Supplied data ▸
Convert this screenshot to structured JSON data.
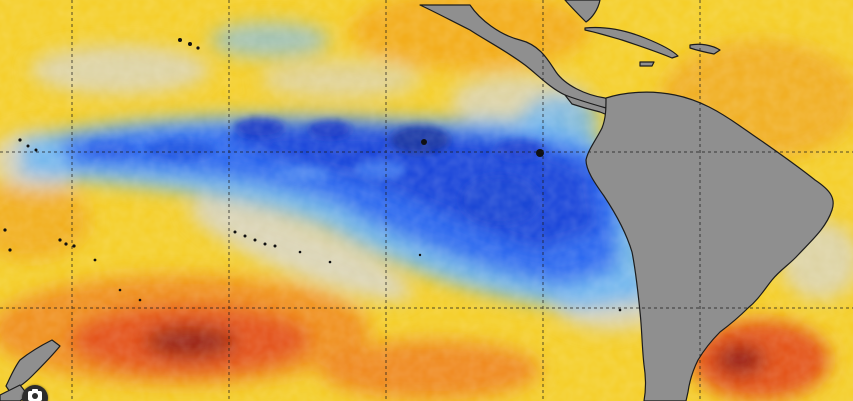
{
  "map": {
    "type": "sea-surface-temperature-anomaly",
    "region": "eastern-pacific-south-america",
    "graticule": {
      "visible": true,
      "color": "#1a1a1a"
    },
    "palette": {
      "strong_cold": "#1a3fd6",
      "cold": "#2f6bf0",
      "cool": "#6fb6f2",
      "neutral": "#d4d6da",
      "warm": "#f5d326",
      "warmer": "#f3a51c",
      "hot": "#e4501a",
      "hottest": "#8e1b12",
      "land": "#8f8f8f",
      "coastline": "#1c1c1c"
    },
    "land_masses": [
      "south-america",
      "central-america",
      "mexico",
      "caribbean-islands",
      "new-zealand"
    ]
  },
  "badge": {
    "icon": "camera-icon"
  }
}
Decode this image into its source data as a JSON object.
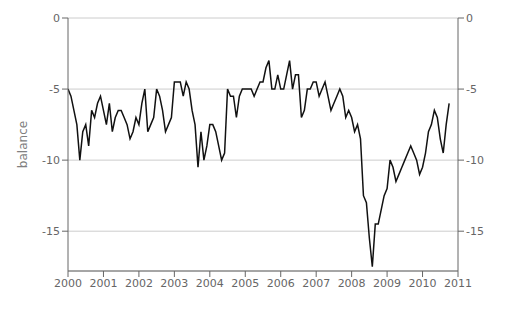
{
  "chart_data": {
    "type": "line",
    "ylabel": "balance",
    "x": [
      2000,
      2000.0833333333333,
      2000.1666666666667,
      2000.25,
      2000.3333333333333,
      2000.4166666666667,
      2000.5,
      2000.5833333333333,
      2000.6666666666667,
      2000.75,
      2000.8333333333333,
      2000.9166666666667,
      2001,
      2001.0833333333333,
      2001.1666666666667,
      2001.25,
      2001.3333333333333,
      2001.4166666666667,
      2001.5,
      2001.5833333333333,
      2001.6666666666667,
      2001.75,
      2001.8333333333333,
      2001.9166666666667,
      2002,
      2002.0833333333333,
      2002.1666666666667,
      2002.25,
      2002.3333333333333,
      2002.4166666666667,
      2002.5,
      2002.5833333333333,
      2002.6666666666667,
      2002.75,
      2002.8333333333333,
      2002.9166666666667,
      2003,
      2003.0833333333333,
      2003.1666666666667,
      2003.25,
      2003.3333333333333,
      2003.4166666666667,
      2003.5,
      2003.5833333333333,
      2003.6666666666667,
      2003.75,
      2003.8333333333333,
      2003.9166666666667,
      2004,
      2004.0833333333333,
      2004.1666666666667,
      2004.25,
      2004.3333333333333,
      2004.4166666666667,
      2004.5,
      2004.5833333333333,
      2004.6666666666667,
      2004.75,
      2004.8333333333333,
      2004.9166666666667,
      2005,
      2005.0833333333333,
      2005.1666666666667,
      2005.25,
      2005.3333333333333,
      2005.4166666666667,
      2005.5,
      2005.5833333333333,
      2005.6666666666667,
      2005.75,
      2005.8333333333333,
      2005.9166666666667,
      2006,
      2006.0833333333333,
      2006.1666666666667,
      2006.25,
      2006.3333333333333,
      2006.4166666666667,
      2006.5,
      2006.5833333333333,
      2006.6666666666667,
      2006.75,
      2006.8333333333333,
      2006.9166666666667,
      2007,
      2007.0833333333333,
      2007.1666666666667,
      2007.25,
      2007.3333333333333,
      2007.4166666666667,
      2007.5,
      2007.5833333333333,
      2007.6666666666667,
      2007.75,
      2007.8333333333333,
      2007.9166666666667,
      2008,
      2008.0833333333333,
      2008.1666666666667,
      2008.25,
      2008.3333333333333,
      2008.4166666666667,
      2008.5,
      2008.5833333333333,
      2008.6666666666667,
      2008.75,
      2008.8333333333333,
      2008.9166666666667,
      2009,
      2009.0833333333333,
      2009.1666666666667,
      2009.25,
      2009.3333333333333,
      2009.4166666666667,
      2009.5,
      2009.5833333333333,
      2009.6666666666667,
      2009.75,
      2009.8333333333333,
      2009.9166666666667,
      2010,
      2010.0833333333333,
      2010.1666666666667,
      2010.25,
      2010.3333333333333,
      2010.4166666666667,
      2010.5,
      2010.5833333333333,
      2010.6666666666667,
      2010.75
    ],
    "values": [
      -5.0,
      -5.5,
      -6.5,
      -7.5,
      -10.0,
      -8.0,
      -7.5,
      -9.0,
      -6.5,
      -7.0,
      -6.0,
      -5.5,
      -6.5,
      -7.5,
      -6.0,
      -8.0,
      -7.0,
      -6.5,
      -6.5,
      -7.0,
      -7.5,
      -8.5,
      -8.0,
      -7.0,
      -7.5,
      -6.0,
      -5.0,
      -8.0,
      -7.5,
      -7.0,
      -5.0,
      -5.5,
      -6.5,
      -8.0,
      -7.5,
      -7.0,
      -4.5,
      -4.5,
      -4.5,
      -5.5,
      -4.5,
      -5.0,
      -6.5,
      -7.5,
      -10.5,
      -8.0,
      -10.0,
      -9.0,
      -7.5,
      -7.5,
      -8.0,
      -9.0,
      -10.0,
      -9.5,
      -5.0,
      -5.5,
      -5.5,
      -7.0,
      -5.5,
      -5.0,
      -5.0,
      -5.0,
      -5.0,
      -5.5,
      -5.0,
      -4.5,
      -4.5,
      -3.5,
      -3.0,
      -5.0,
      -5.0,
      -4.0,
      -5.0,
      -5.0,
      -4.0,
      -3.0,
      -5.0,
      -4.0,
      -4.0,
      -7.0,
      -6.5,
      -5.0,
      -5.0,
      -4.5,
      -4.5,
      -5.5,
      -5.0,
      -4.5,
      -5.5,
      -6.5,
      -6.0,
      -5.5,
      -5.0,
      -5.5,
      -7.0,
      -6.5,
      -7.0,
      -8.0,
      -7.5,
      -8.5,
      -12.5,
      -13.0,
      -15.5,
      -17.5,
      -14.5,
      -14.5,
      -13.5,
      -12.5,
      -12.0,
      -10.0,
      -10.5,
      -11.5,
      -11.0,
      -10.5,
      -10.0,
      -9.5,
      -9.0,
      -9.5,
      -10.0,
      -11.0,
      -10.5,
      -9.5,
      -8.0,
      -7.5,
      -6.5,
      -7.0,
      -8.5,
      -9.5,
      -7.5,
      -6.0
    ],
    "color": "#111111",
    "xlim": [
      2000.0,
      2011.0
    ],
    "xticks": [
      2000,
      2001,
      2002,
      2003,
      2004,
      2005,
      2006,
      2007,
      2008,
      2009,
      2010,
      2011
    ],
    "ylim": [
      -17.8,
      0.0
    ],
    "yticks": [
      0,
      -5,
      -10,
      -15
    ],
    "y2lim": [
      -17.8,
      0.0
    ],
    "y2ticks": [
      0,
      -5,
      -10,
      -15
    ],
    "grid": true
  }
}
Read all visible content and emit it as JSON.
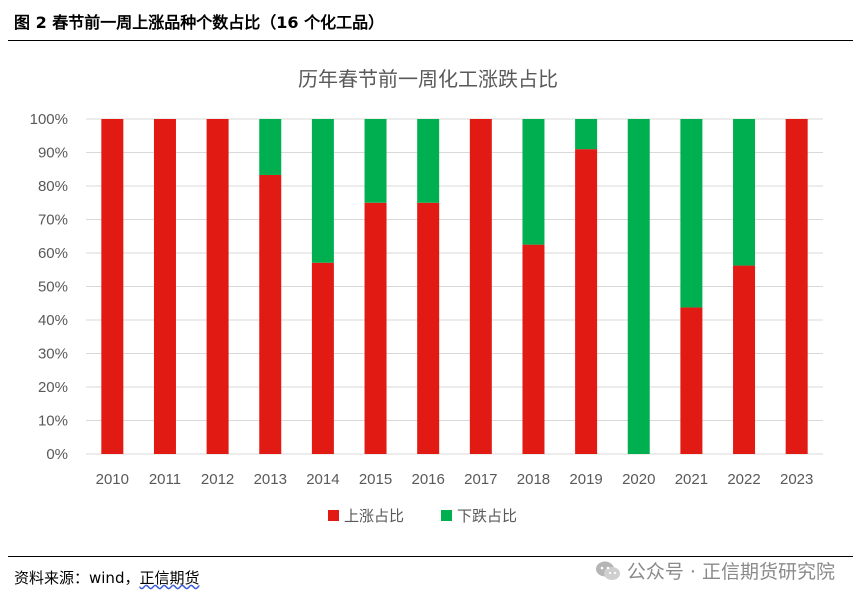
{
  "figure": {
    "title": "图 2  春节前一周上涨品种个数占比（16 个化工品）",
    "source_prefix": "资料来源：wind，",
    "source_org": "正信期货",
    "watermark": "公众号 · 正信期货研究院"
  },
  "chart_data": {
    "type": "bar",
    "stacked": true,
    "title": "历年春节前一周化工涨跌占比",
    "categories": [
      "2010",
      "2011",
      "2012",
      "2013",
      "2014",
      "2015",
      "2016",
      "2017",
      "2018",
      "2019",
      "2020",
      "2021",
      "2022",
      "2023"
    ],
    "series": [
      {
        "name": "上涨占比",
        "color": "#e11a14",
        "values": [
          100,
          100,
          100,
          83.3,
          57.1,
          75,
          75,
          100,
          62.5,
          91,
          0,
          43.75,
          56.25,
          100
        ]
      },
      {
        "name": "下跌占比",
        "color": "#00b050",
        "values": [
          0,
          0,
          0,
          16.7,
          42.9,
          25,
          25,
          0,
          37.5,
          9,
          100,
          56.25,
          43.75,
          0
        ]
      }
    ],
    "ylim": [
      0,
      100
    ],
    "yticks": [
      "0%",
      "10%",
      "20%",
      "30%",
      "40%",
      "50%",
      "60%",
      "70%",
      "80%",
      "90%",
      "100%"
    ],
    "grid": true,
    "legend_position": "bottom"
  }
}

Task description ▸ In the records above, tally the lines where the word "JSON" appears, and give the number and nothing else.

Solution to this task ▸ 3